- Written instruction
Pictures do not belong in the copy. Return all of the entries exactly.

--- Start Raw data ---

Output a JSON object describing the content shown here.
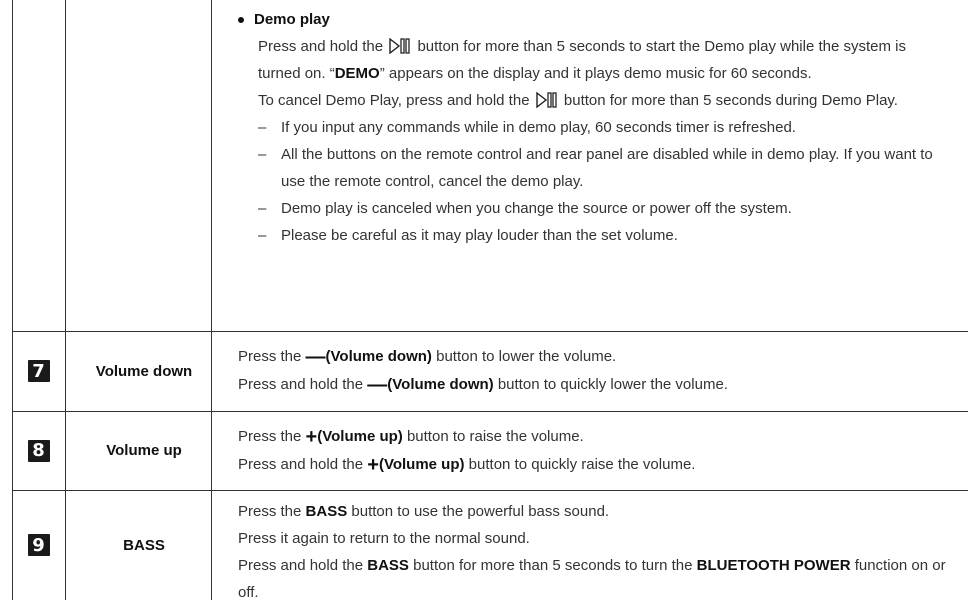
{
  "demo": {
    "title": "Demo play",
    "para1_a": "Press and hold the",
    "para1_b": "button for more than 5 seconds to start the Demo play while the system is turned on. “",
    "demo_word": "DEMO",
    "para1_c": "” appears on the display and it plays demo music for 60 seconds.",
    "para2_a": "To cancel Demo Play, press and hold the",
    "para2_b": "button for more than 5 seconds during Demo Play.",
    "dash": "–",
    "notes": [
      "If you input any commands while in demo play, 60 seconds timer is refreshed.",
      "All the buttons on the remote control and rear panel are disabled while in demo play. If you want to use the remote control, cancel the demo play.",
      "Demo play is canceled when you change the source or power off the system.",
      "Please be careful as it may play louder than the set volume."
    ]
  },
  "rows": [
    {
      "number": "7",
      "name": "Volume down",
      "symbol": "—",
      "line1_a": "Press the",
      "line1_bold": "(Volume down)",
      "line1_b": "button to lower the volume.",
      "line2_a": "Press and hold the",
      "line2_bold": "(Volume down)",
      "line2_b": "button to quickly lower the volume."
    },
    {
      "number": "8",
      "name": "Volume up",
      "symbol": "+",
      "line1_a": "Press the",
      "line1_bold": "(Volume up)",
      "line1_b": "button to raise the volume.",
      "line2_a": "Press and hold the",
      "line2_bold": "(Volume up)",
      "line2_b": "button to quickly raise the volume."
    },
    {
      "number": "9",
      "name": "BASS",
      "line1_a": "Press the",
      "line1_bold": "BASS",
      "line1_b": "button to use the powerful bass sound.",
      "line2": "Press it again to return to the normal sound.",
      "line3_a": "Press and hold the",
      "line3_bold": "BASS",
      "line3_b": "button for more than 5 seconds to turn the",
      "line3_bold2": "BLUETOOTH POWER",
      "line3_c": "function on or off."
    }
  ]
}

--- End Raw data ---

- Exercise solution
Output a JSON object describing the content shown here.
{
  "demo": {
    "title": "Demo play",
    "para1_a": "Press and hold the",
    "para1_b": "button for more than 5 seconds to start the Demo play while the system is turned on. “",
    "demo_word": "DEMO",
    "para1_c": "” appears on the display and it plays demo music for 60 seconds.",
    "para2_a": "To cancel Demo Play, press and hold the",
    "para2_b": "button for more than 5 seconds during Demo Play.",
    "dash": "–",
    "notes": [
      "If you input any commands while in demo play, 60 seconds timer is refreshed.",
      "All the buttons on the remote control and rear panel are disabled while in demo play. If you want to use the remote control, cancel the demo play.",
      "Demo play is canceled when you change the source or power off the system.",
      "Please be careful as it may play louder than the set volume."
    ]
  },
  "rows": [
    {
      "number": "7",
      "name": "Volume down",
      "symbol": "—",
      "line1_a": "Press the",
      "line1_bold": "(Volume down)",
      "line1_b": "button to lower the volume.",
      "line2_a": "Press and hold the",
      "line2_bold": "(Volume down)",
      "line2_b": "button to quickly lower the volume."
    },
    {
      "number": "8",
      "name": "Volume up",
      "symbol": "+",
      "line1_a": "Press the",
      "line1_bold": "(Volume up)",
      "line1_b": "button to raise the volume.",
      "line2_a": "Press and hold the",
      "line2_bold": "(Volume up)",
      "line2_b": "button to quickly raise the volume."
    },
    {
      "number": "9",
      "name": "BASS",
      "line1_a": "Press the",
      "line1_bold": "BASS",
      "line1_b": "button to use the powerful bass sound.",
      "line2": "Press it again to return to the normal sound.",
      "line3_a": "Press and hold the",
      "line3_bold": "BASS",
      "line3_b": "button for more than 5 seconds to turn the",
      "line3_bold2": "BLUETOOTH POWER",
      "line3_c": "function on or off."
    }
  ]
}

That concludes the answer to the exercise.